Stated task.
Would you write out the entries below, every one of them, exactly?

Record extracts.
● ● ● ●
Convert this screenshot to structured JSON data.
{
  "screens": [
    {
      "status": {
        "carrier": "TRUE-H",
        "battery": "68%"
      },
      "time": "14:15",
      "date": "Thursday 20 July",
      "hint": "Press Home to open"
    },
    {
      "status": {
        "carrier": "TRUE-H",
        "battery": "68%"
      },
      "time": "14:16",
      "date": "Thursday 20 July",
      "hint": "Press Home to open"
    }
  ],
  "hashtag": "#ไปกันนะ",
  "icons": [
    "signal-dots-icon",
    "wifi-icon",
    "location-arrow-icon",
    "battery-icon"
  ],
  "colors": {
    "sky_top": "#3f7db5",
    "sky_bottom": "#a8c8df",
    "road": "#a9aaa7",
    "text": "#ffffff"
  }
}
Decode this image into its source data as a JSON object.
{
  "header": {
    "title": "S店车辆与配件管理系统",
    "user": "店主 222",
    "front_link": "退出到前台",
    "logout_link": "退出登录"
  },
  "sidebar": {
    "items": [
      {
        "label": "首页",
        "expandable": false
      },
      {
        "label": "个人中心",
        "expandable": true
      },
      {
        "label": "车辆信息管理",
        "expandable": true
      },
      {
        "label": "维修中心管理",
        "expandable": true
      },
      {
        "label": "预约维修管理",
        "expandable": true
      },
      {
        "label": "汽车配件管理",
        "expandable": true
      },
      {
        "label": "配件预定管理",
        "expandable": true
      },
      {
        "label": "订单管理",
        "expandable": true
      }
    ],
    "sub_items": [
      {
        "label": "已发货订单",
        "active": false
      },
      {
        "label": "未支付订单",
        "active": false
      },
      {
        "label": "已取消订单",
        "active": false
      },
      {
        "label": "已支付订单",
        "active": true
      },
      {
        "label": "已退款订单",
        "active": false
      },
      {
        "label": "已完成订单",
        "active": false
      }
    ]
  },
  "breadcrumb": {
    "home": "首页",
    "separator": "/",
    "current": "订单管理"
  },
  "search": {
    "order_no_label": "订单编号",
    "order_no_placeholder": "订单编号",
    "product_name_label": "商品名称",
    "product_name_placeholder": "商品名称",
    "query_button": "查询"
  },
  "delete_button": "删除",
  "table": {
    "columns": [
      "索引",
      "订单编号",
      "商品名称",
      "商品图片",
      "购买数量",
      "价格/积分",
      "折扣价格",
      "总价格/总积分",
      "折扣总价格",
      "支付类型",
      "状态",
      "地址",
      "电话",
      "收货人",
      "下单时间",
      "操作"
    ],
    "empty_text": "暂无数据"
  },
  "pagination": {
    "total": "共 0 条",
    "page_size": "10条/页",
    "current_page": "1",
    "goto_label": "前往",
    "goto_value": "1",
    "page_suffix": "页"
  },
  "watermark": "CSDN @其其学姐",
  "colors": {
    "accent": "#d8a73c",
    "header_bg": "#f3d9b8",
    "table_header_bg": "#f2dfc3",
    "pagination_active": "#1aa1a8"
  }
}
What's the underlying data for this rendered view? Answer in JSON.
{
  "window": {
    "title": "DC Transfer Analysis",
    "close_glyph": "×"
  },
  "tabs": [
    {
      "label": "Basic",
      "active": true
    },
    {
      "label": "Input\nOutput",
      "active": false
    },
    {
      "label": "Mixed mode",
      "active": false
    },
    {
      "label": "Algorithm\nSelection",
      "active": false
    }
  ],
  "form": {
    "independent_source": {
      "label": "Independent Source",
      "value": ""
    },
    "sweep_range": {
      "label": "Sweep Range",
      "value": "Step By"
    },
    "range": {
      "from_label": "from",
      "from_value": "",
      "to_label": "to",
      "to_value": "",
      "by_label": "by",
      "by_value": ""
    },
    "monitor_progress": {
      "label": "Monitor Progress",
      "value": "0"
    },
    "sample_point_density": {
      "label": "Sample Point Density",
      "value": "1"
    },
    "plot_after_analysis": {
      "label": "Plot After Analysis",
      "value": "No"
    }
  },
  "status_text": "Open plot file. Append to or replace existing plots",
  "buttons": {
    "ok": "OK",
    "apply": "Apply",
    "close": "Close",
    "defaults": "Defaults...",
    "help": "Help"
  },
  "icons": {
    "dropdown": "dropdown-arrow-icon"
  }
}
● ● ● ●
Answer to the task.
Convert this screenshot to structured JSON data.
{
  "screens": [
    {
      "status": {
        "carrier": "TRUE-H",
        "battery": "68%"
      },
      "time": "14:15",
      "date": "Thursday 20 July",
      "hint": "Press Home to open"
    },
    {
      "status": {
        "carrier": "TRUE-H",
        "battery": "68%"
      },
      "time": "14:16",
      "date": "Thursday 20 July",
      "hint": "Press Home to open"
    }
  ],
  "hashtag": "#ไปกันนะ",
  "icons": [
    "signal-dots-icon",
    "wifi-icon",
    "location-arrow-icon",
    "battery-icon"
  ],
  "colors": {
    "sky_top": "#3f7db5",
    "sky_bottom": "#a8c8df",
    "road": "#a9aaa7",
    "text": "#ffffff"
  }
}
Decode this image into its source data as a JSON object.
{
  "header": {
    "title": "S店车辆与配件管理系统",
    "user": "店主 222",
    "front_link": "退出到前台",
    "logout_link": "退出登录"
  },
  "sidebar": {
    "items": [
      {
        "label": "首页",
        "expandable": false
      },
      {
        "label": "个人中心",
        "expandable": true
      },
      {
        "label": "车辆信息管理",
        "expandable": true
      },
      {
        "label": "维修中心管理",
        "expandable": true
      },
      {
        "label": "预约维修管理",
        "expandable": true
      },
      {
        "label": "汽车配件管理",
        "expandable": true
      },
      {
        "label": "配件预定管理",
        "expandable": true
      },
      {
        "label": "订单管理",
        "expandable": true
      }
    ],
    "sub_items": [
      {
        "label": "已发货订单",
        "active": false
      },
      {
        "label": "未支付订单",
        "active": false
      },
      {
        "label": "已取消订单",
        "active": false
      },
      {
        "label": "已支付订单",
        "active": true
      },
      {
        "label": "已退款订单",
        "active": false
      },
      {
        "label": "已完成订单",
        "active": false
      }
    ]
  },
  "breadcrumb": {
    "home": "首页",
    "separator": "/",
    "current": "订单管理"
  },
  "search": {
    "order_no_label": "订单编号",
    "order_no_placeholder": "订单编号",
    "product_name_label": "商品名称",
    "product_name_placeholder": "商品名称",
    "query_button": "查询"
  },
  "delete_button": "删除",
  "table": {
    "columns": [
      "索引",
      "订单编号",
      "商品名称",
      "商品图片",
      "购买数量",
      "价格/积分",
      "折扣价格",
      "总价格/总积分",
      "折扣总价格",
      "支付类型",
      "状态",
      "地址",
      "电话",
      "收货人",
      "下单时间",
      "操作"
    ],
    "empty_text": "暂无数据"
  },
  "pagination": {
    "total": "共 0 条",
    "page_size": "10条/页",
    "current_page": "1",
    "goto_label": "前往",
    "goto_value": "1",
    "page_suffix": "页"
  },
  "watermark": "CSDN @其其学姐",
  "colors": {
    "accent": "#d8a73c",
    "header_bg": "#f3d9b8",
    "table_header_bg": "#f2dfc3",
    "pagination_active": "#1aa1a8"
  }
}
What's the underlying data for this rendered view? Answer in JSON.
{
  "window": {
    "title": "DC Transfer Analysis",
    "close_glyph": "×"
  },
  "tabs": [
    {
      "label": "Basic",
      "active": true
    },
    {
      "label": "Input\nOutput",
      "active": false
    },
    {
      "label": "Mixed mode",
      "active": false
    },
    {
      "label": "Algorithm\nSelection",
      "active": false
    }
  ],
  "form": {
    "independent_source": {
      "label": "Independent Source",
      "value": ""
    },
    "sweep_range": {
      "label": "Sweep Range",
      "value": "Step By"
    },
    "range": {
      "from_label": "from",
      "from_value": "",
      "to_label": "to",
      "to_value": "",
      "by_label": "by",
      "by_value": ""
    },
    "monitor_progress": {
      "label": "Monitor Progress",
      "value": "0"
    },
    "sample_point_density": {
      "label": "Sample Point Density",
      "value": "1"
    },
    "plot_after_analysis": {
      "label": "Plot After Analysis",
      "value": "No"
    }
  },
  "status_text": "Open plot file. Append to or replace existing plots",
  "buttons": {
    "ok": "OK",
    "apply": "Apply",
    "close": "Close",
    "defaults": "Defaults...",
    "help": "Help"
  },
  "icons": {
    "dropdown": "dropdown-arrow-icon"
  }
}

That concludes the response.